§ **Problems and tasks**:
1) According to the smart cities blog, what is the foundation of Digital India?
2) Copy the smart cities blog starting with "You need to" and going on through "a different mindset.", swapping "procurement" for "purchasing".

Sanjay Jain, Pramod Varma, Ranga Raj
With a lot of momentum being built around Digital India and Smart Cities, we offer a contrarian view of how government agencies and stakeholders should approach this complex problem. While there are many facets towards the journey of Smart Cities – some that are non-technology related – political, bureaucratic, architectural, social, cultural etc., and others that are technology driven. We will focus on technology led aspects and approaches to Smart Cities in this blog.
Internet of Cities – Platform for innovation
The impact of Internet and networked societies have led to India Stack – the foundation of Digital India. The learnings of development of these public goods along with others are used as case studies of how smart cities ought to be approached. Tradition within the government, public sector and large entities have been RFP/Tender procurement process. This inherently has some significant limitations:
You cannot tender for Innovation!
You need to conceive and define in great detail what is required in an RFP – Change requests and evolutions prove to be costly mechanisms to incorporate
Restricts solutions to be provided by selected parties and you and other stakeholders live/die by their performance
Constrains participation (Criteria to meet bidding and selection process)
Smart Cities are a journey and not a well-defined destination, so needs to be sustainable. To believe that anyone if capable of anticipating and predicting the needs/technology/standards evolution over a 50-100 year time frame is impossible. Hence traditional procurement process need to be replaced by a different mindset.
Best principles from India Stack – Design for India Smart Cities Platform
Traditional vertically integrated approaches – pipelines are being replaced now with Platforms (documented in a popular book – Platform Revolution). So thoughts need to shift towards Government as a service or Government as a Platform. The approach adopted by the team in Aadhar were (in no particular order of priority):
Don’t outsource “Thinking” – Build a cross functional team with strong leadership (eg. As Nandan did for Aadhar)

Extracted records
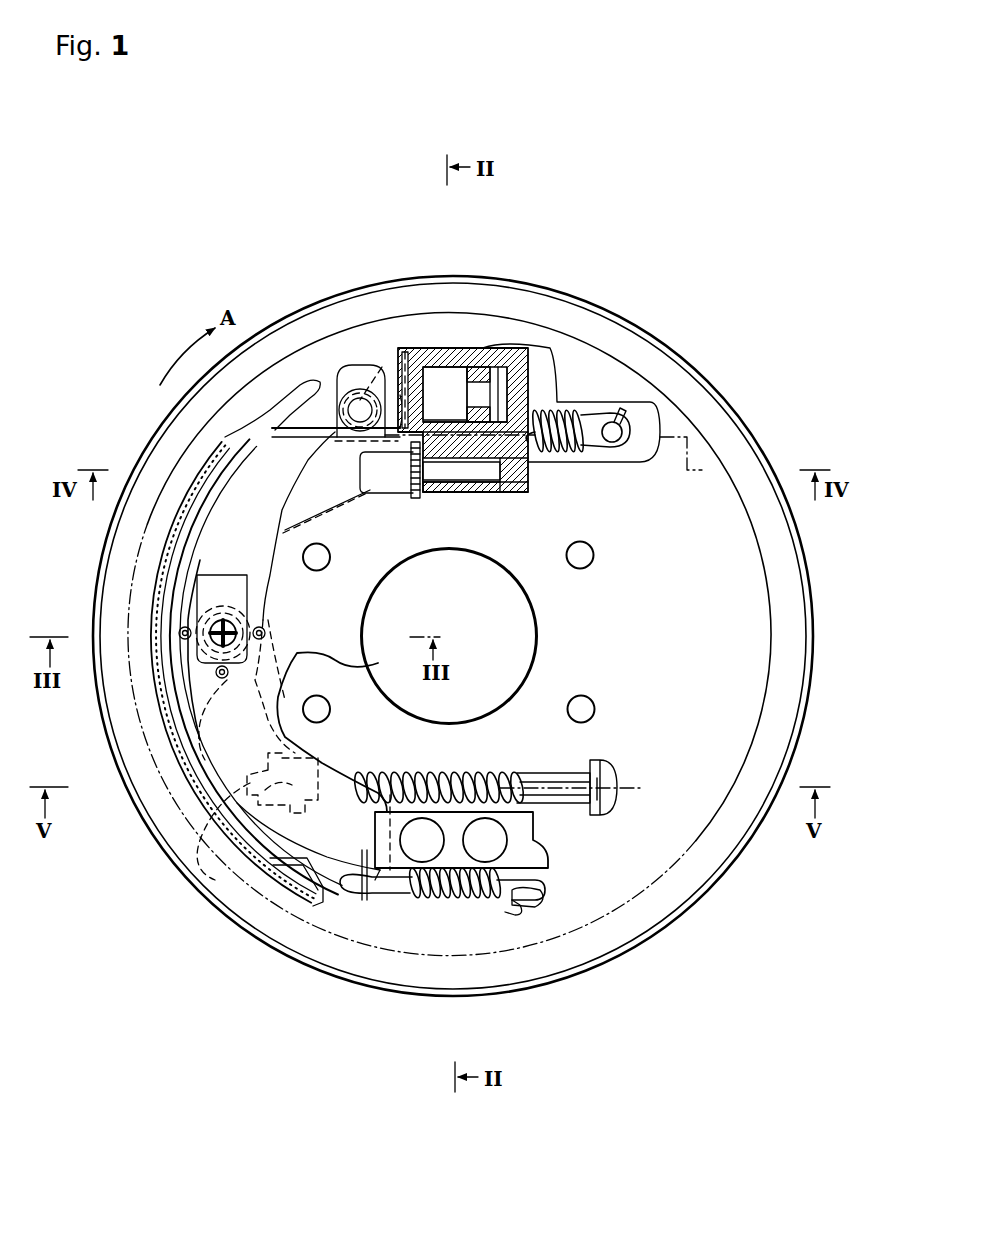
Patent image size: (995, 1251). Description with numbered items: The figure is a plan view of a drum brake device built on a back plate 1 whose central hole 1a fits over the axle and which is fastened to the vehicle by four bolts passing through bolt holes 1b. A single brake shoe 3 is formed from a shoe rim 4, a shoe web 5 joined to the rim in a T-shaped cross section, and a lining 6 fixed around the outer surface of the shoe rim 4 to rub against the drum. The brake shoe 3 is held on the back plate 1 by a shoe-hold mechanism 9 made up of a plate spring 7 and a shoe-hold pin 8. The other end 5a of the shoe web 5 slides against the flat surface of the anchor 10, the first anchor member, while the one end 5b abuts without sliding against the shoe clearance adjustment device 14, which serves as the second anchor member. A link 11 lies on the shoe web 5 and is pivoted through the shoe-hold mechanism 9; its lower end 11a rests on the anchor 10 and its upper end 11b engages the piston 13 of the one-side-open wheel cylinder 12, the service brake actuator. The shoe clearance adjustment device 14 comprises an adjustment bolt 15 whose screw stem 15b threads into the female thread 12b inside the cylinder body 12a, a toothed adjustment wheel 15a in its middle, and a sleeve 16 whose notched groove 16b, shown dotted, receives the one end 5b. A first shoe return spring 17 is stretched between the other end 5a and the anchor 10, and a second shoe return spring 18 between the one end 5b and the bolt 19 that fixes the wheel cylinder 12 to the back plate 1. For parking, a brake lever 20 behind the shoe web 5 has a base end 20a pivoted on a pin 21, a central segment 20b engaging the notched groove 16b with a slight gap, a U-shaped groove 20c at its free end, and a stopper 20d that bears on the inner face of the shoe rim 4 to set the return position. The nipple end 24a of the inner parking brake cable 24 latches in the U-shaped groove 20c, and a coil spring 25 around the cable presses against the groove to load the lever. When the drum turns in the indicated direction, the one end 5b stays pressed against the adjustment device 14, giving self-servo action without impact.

The back plate 1 is at (707, 892).
The central hole 1a is at (533, 616).
The bolt holes 1b is at (570, 702).
The brake shoe 3 is at (162, 806).
The shoe rim 4 is at (186, 806).
The shoe web 5 is at (170, 752).
The other end of shoe web 5a is at (362, 850).
The one end of shoe web 5b is at (377, 554).
The lining 6 is at (212, 728).
The plate spring 7 is at (197, 592).
The shoe-hold pin 8 is at (215, 674).
The shoe-hold mechanism 9 is at (207, 631).
The anchor 10 is at (417, 907).
The link 11 is at (212, 565).
The lower end of link 11a is at (362, 905).
The upper end of link 11b is at (398, 395).
The wheel cylinder 12 is at (471, 345).
The cylinder body 12a is at (540, 352).
The female thread 12b is at (530, 470).
The piston 13 is at (440, 370).
The shoe clearance adjustment device 14 is at (456, 542).
The adjustment bolt 15 is at (500, 494).
The toothed adjustment wheel 15a is at (466, 494).
The screw stem 15b is at (523, 492).
The sleeve 16 is at (412, 500).
The notched groove 16b is at (411, 498).
The first shoe return spring 17 is at (462, 898).
The second shoe return spring 18 is at (577, 412).
The bolt 19 is at (617, 424).
The brake lever 20 is at (352, 671).
The base end 20a is at (333, 393).
The central segment 20b is at (350, 522).
The U-shaped groove 20c is at (215, 880).
The stopper 20d is at (192, 727).
The pin 21 is at (338, 385).
The inner parking brake cable 24 is at (565, 792).
The nipple end 24a is at (332, 906).
The coil spring 25 is at (458, 773).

§ **Responses for each task**:
1) India Stack

2)
You need to conceive and define in great detail what is required in an RFP – Change requests and evolutions prove to be costly mechanisms to incorporate
Restricts solutions to be provided by selected parties and you and other stakeholders live/die by their performance
Constrains participation (Criteria to meet bidding and selection process)
Smart Cities are a journey and not a well-defined destination, so needs to be sustainable. To believe that anyone if capable of anticipating and predicting the needs/technology/standards evolution over a 50-100 year time frame is impossible. Hence traditional purchasing process need to be replaced by a different mindset.